[Lines of data]
— start —
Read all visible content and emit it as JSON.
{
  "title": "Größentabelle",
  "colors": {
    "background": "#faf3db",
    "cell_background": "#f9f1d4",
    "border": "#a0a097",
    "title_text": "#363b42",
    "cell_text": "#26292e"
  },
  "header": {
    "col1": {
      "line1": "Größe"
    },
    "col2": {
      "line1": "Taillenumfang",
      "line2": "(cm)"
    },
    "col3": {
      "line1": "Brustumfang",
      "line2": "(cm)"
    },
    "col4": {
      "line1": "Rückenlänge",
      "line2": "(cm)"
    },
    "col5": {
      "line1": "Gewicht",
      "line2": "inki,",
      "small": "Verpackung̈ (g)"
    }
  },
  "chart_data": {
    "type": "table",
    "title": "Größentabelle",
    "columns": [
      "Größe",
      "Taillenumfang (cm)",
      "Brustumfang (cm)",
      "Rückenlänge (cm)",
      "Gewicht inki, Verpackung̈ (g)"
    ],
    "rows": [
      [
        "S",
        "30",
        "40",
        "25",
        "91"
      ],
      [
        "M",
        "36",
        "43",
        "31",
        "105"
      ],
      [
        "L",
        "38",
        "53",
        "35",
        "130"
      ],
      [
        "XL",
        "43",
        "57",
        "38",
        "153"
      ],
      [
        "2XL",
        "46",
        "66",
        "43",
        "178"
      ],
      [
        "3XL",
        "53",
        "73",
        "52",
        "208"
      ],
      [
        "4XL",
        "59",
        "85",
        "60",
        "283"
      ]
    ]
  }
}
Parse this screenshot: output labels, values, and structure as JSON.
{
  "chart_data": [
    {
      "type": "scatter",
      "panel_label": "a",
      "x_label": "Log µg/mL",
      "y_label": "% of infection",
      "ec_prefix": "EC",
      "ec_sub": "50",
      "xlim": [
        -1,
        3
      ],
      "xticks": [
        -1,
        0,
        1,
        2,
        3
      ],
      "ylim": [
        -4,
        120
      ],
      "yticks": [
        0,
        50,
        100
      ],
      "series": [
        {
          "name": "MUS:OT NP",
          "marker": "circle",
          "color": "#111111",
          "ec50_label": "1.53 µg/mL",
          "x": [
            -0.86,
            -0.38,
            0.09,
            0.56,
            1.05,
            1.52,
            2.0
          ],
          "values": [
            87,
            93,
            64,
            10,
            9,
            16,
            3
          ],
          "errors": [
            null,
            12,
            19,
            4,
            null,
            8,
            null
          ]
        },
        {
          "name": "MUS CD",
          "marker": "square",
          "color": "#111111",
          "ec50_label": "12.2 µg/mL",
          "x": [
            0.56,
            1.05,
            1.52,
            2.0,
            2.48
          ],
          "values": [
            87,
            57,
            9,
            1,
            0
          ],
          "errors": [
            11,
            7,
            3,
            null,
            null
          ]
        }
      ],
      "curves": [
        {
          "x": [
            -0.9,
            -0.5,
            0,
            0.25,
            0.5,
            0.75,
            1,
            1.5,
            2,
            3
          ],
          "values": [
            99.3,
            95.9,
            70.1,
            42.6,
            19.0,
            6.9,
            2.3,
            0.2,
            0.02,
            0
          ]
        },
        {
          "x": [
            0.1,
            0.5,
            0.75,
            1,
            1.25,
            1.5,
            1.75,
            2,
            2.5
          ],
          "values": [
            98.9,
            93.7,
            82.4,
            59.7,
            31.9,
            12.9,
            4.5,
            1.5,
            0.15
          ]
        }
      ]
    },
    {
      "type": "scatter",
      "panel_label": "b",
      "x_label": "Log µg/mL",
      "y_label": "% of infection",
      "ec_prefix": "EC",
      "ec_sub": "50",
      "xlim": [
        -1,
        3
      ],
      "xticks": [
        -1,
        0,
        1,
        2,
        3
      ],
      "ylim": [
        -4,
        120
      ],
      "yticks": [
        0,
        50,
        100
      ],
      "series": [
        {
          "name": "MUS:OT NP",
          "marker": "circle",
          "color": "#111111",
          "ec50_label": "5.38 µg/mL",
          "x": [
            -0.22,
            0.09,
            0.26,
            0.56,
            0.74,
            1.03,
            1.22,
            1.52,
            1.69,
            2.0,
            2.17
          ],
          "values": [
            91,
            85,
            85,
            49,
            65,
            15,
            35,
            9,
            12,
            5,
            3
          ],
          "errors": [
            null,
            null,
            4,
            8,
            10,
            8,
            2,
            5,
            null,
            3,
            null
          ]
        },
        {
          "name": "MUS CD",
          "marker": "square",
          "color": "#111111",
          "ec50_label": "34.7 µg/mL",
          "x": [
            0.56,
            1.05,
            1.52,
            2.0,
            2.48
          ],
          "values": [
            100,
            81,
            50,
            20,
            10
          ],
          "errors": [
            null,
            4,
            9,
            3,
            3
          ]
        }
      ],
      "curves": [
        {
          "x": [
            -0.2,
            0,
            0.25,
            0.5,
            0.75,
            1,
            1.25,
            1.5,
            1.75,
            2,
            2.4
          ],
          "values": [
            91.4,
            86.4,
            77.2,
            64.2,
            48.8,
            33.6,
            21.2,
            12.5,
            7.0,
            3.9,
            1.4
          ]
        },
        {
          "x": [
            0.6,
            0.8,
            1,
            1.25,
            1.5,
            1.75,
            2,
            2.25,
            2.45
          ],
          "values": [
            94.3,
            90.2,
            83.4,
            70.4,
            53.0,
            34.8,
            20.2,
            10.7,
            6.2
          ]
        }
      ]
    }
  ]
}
— end —
Read the data above and pull out each line that holds the string "Taillenumfang".

      "line1": "Taillenumfang",
      "Taillenumfang (cm)",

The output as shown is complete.